> **Exercise input**
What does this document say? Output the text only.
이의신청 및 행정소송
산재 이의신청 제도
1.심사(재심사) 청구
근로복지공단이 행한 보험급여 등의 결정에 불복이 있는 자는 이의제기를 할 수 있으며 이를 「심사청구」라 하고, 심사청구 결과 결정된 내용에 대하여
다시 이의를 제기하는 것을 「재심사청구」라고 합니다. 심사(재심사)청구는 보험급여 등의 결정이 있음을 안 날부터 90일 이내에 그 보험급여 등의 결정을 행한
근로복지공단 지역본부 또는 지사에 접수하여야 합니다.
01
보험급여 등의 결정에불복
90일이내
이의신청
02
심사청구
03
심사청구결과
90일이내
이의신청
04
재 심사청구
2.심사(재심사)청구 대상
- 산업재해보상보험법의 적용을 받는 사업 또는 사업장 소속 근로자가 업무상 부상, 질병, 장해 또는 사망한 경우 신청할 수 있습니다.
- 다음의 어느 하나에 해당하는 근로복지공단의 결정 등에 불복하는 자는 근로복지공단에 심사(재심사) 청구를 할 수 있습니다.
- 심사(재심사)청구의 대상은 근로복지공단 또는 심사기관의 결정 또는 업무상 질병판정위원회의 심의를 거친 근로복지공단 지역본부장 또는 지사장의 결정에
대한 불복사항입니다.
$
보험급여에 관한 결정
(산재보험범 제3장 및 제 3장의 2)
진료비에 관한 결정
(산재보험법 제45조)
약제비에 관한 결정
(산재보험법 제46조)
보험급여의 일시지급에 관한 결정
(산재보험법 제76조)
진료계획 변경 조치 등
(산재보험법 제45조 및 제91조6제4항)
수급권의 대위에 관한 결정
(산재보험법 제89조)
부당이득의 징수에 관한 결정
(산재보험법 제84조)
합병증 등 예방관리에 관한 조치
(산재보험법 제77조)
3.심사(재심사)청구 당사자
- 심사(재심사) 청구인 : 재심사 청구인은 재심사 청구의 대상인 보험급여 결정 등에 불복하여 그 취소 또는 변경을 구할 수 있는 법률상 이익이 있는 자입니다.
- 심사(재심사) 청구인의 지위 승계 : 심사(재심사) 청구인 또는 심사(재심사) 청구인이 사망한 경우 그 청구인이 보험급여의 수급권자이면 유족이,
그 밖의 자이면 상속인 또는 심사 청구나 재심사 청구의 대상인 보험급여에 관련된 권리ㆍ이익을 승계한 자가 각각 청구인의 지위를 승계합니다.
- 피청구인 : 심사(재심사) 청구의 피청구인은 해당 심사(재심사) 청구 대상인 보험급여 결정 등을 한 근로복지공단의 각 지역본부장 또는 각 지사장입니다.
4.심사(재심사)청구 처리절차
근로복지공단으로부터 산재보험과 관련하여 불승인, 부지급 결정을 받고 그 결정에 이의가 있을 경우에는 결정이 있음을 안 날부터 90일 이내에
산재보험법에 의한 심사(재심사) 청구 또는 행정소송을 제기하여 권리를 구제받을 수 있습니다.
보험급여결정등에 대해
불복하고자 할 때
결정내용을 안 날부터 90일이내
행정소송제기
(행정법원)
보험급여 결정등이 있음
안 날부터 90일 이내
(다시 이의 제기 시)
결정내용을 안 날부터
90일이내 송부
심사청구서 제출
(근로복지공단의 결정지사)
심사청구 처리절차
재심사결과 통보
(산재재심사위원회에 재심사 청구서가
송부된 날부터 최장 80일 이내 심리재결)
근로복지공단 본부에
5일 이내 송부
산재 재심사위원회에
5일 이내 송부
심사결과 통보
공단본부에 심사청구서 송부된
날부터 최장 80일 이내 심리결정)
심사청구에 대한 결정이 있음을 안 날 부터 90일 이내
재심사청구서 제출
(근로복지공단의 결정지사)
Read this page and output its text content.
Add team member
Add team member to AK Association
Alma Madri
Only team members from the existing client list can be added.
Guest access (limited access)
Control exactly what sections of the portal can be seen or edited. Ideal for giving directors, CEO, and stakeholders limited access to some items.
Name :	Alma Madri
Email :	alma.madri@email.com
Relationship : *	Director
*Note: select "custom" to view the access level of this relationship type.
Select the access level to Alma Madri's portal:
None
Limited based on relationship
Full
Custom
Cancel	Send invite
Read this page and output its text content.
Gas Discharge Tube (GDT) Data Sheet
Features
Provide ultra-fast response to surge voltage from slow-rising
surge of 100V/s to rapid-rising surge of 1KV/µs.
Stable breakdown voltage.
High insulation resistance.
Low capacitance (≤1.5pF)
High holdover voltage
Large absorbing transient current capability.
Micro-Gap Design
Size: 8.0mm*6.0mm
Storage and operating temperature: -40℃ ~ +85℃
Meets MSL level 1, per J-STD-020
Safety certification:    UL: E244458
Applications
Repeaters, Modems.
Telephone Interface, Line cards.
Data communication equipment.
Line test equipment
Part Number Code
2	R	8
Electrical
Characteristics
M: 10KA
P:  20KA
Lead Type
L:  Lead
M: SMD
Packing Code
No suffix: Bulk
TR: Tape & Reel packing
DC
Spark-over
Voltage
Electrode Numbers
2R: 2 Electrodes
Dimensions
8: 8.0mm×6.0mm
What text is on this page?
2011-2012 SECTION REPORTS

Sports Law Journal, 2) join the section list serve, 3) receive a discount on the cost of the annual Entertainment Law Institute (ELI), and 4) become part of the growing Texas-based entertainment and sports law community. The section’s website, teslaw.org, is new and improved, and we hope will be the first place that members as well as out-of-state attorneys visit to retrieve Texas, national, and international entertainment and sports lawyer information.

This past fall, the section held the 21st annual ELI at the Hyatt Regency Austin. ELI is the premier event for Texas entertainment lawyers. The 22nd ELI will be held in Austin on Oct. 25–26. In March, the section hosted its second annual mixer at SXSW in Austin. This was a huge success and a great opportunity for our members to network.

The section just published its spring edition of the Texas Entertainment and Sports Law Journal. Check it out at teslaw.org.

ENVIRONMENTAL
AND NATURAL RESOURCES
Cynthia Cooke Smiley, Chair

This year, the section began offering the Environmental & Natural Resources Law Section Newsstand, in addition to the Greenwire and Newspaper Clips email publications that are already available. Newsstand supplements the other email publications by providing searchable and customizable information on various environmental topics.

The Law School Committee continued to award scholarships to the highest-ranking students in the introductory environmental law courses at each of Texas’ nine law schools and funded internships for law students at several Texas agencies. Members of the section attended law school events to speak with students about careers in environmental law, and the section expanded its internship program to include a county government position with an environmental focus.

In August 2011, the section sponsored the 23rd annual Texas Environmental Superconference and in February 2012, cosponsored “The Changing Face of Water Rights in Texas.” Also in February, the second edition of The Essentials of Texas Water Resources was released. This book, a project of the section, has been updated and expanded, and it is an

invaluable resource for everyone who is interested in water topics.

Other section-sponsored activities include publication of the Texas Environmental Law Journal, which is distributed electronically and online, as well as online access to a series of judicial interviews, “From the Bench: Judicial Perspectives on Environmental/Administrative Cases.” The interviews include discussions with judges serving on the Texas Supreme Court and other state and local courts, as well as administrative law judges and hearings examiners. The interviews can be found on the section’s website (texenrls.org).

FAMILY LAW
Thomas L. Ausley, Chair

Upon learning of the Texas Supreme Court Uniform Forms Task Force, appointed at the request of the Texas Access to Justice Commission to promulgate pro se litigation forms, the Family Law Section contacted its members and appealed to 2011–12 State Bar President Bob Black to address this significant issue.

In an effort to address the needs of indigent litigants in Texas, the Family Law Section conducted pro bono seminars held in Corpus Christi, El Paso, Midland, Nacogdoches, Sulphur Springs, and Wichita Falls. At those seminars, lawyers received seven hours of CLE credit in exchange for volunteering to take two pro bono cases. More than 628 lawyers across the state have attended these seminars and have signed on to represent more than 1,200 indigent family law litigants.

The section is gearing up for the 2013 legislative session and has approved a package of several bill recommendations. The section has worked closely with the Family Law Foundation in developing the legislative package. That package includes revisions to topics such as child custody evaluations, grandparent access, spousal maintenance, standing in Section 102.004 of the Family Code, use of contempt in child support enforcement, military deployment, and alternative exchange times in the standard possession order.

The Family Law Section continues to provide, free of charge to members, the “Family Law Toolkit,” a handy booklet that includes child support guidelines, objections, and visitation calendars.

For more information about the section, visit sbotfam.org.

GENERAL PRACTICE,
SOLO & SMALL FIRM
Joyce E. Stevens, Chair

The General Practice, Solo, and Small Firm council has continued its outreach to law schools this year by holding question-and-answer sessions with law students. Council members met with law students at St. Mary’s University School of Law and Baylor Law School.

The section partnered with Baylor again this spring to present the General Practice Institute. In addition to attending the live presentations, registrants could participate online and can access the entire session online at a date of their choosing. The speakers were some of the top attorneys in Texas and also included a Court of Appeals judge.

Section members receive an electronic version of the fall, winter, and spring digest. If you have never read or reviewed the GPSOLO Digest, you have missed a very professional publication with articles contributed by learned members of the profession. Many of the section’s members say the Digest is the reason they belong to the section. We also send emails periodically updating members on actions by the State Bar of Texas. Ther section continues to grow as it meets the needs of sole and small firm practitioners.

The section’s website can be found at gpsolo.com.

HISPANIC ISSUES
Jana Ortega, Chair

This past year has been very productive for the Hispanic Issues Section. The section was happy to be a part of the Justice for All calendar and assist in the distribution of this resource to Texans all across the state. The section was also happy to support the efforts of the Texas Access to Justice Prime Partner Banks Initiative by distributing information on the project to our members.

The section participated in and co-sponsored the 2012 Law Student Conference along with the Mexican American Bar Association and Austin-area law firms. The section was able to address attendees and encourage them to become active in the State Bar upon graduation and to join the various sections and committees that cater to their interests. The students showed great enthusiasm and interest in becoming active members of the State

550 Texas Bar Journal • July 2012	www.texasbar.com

> **What you have to do**
Read through the lines above and collect those that contain the string "portal".

> **Result for this task**
Control exactly what sections of the portal can be seen or edited. Ideal for giving directors, CEO, and stakeholders limited access to some items.
Select the access level to Alma Madri's portal:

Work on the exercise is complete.